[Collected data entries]
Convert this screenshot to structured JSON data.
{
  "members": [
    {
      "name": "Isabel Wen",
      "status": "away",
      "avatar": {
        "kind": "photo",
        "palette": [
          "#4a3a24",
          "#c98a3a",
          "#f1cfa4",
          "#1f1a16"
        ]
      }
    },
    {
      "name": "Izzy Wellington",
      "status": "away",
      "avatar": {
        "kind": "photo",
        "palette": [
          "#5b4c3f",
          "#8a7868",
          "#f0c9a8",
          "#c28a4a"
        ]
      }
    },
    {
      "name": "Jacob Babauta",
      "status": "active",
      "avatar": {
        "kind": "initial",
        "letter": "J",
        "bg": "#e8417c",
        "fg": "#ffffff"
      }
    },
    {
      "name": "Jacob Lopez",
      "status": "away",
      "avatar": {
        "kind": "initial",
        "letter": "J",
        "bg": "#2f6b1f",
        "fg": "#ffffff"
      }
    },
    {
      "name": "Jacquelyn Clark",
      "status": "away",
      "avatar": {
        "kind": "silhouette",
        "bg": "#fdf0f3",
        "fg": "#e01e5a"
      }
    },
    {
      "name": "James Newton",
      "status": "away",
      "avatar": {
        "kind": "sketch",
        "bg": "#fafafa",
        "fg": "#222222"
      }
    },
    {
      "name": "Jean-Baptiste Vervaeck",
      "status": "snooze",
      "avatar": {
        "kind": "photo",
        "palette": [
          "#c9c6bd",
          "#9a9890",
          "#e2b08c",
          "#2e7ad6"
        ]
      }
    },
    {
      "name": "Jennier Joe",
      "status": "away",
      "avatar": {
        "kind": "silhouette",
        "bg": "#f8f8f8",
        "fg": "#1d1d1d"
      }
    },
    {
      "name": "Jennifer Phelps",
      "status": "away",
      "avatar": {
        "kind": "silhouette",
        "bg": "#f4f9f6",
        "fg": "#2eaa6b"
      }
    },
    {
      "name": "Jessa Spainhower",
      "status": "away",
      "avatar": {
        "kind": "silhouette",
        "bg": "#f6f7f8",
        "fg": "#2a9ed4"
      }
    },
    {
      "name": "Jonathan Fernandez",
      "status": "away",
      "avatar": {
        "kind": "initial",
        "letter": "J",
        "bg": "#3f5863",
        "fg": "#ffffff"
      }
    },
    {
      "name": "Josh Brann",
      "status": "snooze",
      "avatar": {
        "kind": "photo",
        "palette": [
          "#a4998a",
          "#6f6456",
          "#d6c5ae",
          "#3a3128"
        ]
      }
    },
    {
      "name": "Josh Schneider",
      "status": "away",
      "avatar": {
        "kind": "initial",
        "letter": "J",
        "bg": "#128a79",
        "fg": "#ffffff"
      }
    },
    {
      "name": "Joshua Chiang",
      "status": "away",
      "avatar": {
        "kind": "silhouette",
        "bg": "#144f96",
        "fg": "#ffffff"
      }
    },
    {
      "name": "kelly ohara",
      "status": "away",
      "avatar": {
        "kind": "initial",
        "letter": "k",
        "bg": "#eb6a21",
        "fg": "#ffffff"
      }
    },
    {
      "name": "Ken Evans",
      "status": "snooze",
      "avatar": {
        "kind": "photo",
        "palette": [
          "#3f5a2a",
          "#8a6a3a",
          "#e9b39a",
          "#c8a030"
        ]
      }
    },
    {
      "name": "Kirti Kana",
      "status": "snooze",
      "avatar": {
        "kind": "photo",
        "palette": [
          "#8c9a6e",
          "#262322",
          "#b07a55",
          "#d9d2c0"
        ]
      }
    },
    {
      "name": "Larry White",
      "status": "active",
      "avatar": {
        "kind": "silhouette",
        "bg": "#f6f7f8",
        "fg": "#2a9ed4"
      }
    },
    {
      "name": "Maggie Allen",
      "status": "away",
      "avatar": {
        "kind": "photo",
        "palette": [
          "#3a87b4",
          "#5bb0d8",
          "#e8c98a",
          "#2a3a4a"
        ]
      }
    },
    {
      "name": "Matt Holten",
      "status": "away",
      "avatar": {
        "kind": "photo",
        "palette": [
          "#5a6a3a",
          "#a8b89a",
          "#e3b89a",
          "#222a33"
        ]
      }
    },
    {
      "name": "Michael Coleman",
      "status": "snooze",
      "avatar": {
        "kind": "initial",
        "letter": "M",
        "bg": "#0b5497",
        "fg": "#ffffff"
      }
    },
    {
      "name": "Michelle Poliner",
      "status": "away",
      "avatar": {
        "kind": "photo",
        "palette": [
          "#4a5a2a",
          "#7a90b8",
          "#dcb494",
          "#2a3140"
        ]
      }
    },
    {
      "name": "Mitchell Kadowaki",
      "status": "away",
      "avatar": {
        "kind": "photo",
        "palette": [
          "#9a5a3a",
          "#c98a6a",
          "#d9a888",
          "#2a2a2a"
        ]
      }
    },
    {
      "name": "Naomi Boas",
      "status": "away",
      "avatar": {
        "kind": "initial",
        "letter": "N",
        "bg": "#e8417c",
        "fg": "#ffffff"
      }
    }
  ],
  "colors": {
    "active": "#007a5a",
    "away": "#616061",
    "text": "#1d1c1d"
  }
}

### GIVEN PROBLEM
Leave out every line without the string "Jacob" and copy the rest.

### OUTPUT FOR THIS TASK
      "name": "Jacob Babauta",
      "name": "Jacob Lopez",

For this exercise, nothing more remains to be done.